* **TASK INPUTS**
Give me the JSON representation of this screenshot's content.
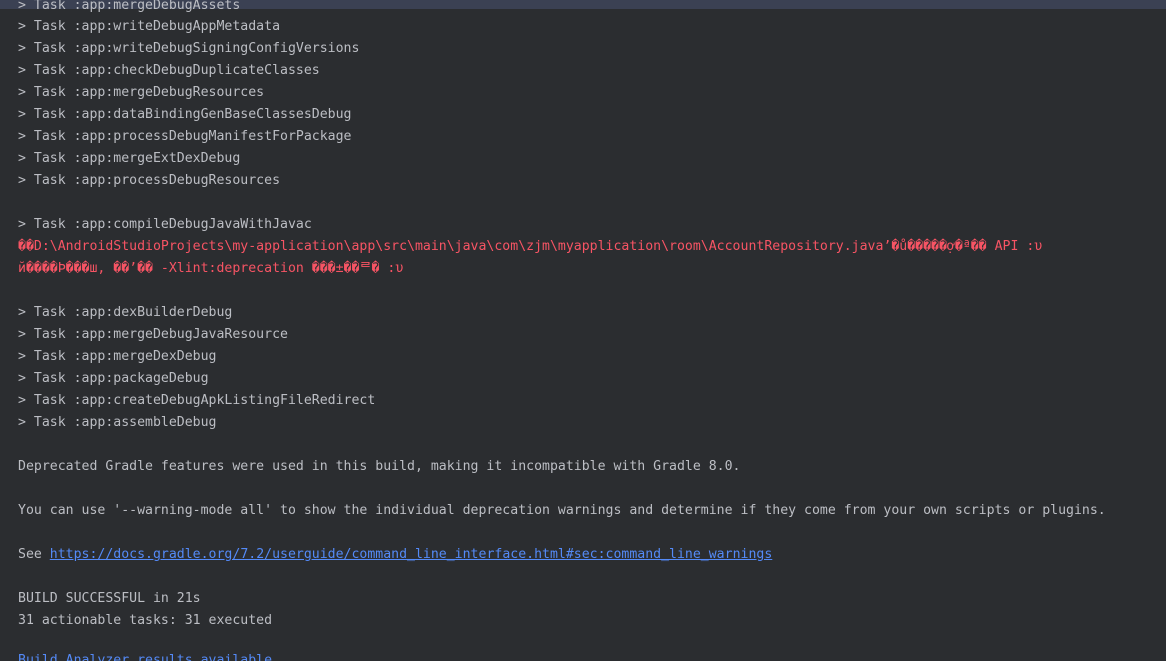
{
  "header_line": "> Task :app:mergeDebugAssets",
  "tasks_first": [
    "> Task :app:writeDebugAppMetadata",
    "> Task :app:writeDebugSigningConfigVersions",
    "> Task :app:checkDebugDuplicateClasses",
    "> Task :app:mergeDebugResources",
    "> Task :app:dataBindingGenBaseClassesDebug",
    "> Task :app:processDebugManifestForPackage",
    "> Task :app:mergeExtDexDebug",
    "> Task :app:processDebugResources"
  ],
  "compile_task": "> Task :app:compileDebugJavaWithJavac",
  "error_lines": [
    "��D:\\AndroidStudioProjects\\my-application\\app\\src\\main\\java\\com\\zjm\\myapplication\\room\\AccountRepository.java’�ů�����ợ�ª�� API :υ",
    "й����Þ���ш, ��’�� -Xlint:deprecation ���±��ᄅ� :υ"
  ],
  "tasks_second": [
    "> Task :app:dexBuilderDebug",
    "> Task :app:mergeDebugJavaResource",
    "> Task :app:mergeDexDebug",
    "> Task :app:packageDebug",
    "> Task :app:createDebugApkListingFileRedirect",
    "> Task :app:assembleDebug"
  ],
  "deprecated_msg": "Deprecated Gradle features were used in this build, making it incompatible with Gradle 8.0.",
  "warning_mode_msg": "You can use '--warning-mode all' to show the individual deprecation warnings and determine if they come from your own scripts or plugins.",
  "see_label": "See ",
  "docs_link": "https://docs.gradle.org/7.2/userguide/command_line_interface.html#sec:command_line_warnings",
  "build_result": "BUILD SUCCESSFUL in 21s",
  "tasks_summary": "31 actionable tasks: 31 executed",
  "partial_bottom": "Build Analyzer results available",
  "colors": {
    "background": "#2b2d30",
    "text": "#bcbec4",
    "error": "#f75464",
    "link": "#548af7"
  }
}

* **SHORT PROBLEM**
Looking at the data above, show all lines where the word "this" occurs.

* **SOLUTION BELOW**
Give me the JSON representation of this screenshot's content.
  "deprecated_msg": "Deprecated Gradle features were used in this build, making it incompatible with Gradle 8.0.",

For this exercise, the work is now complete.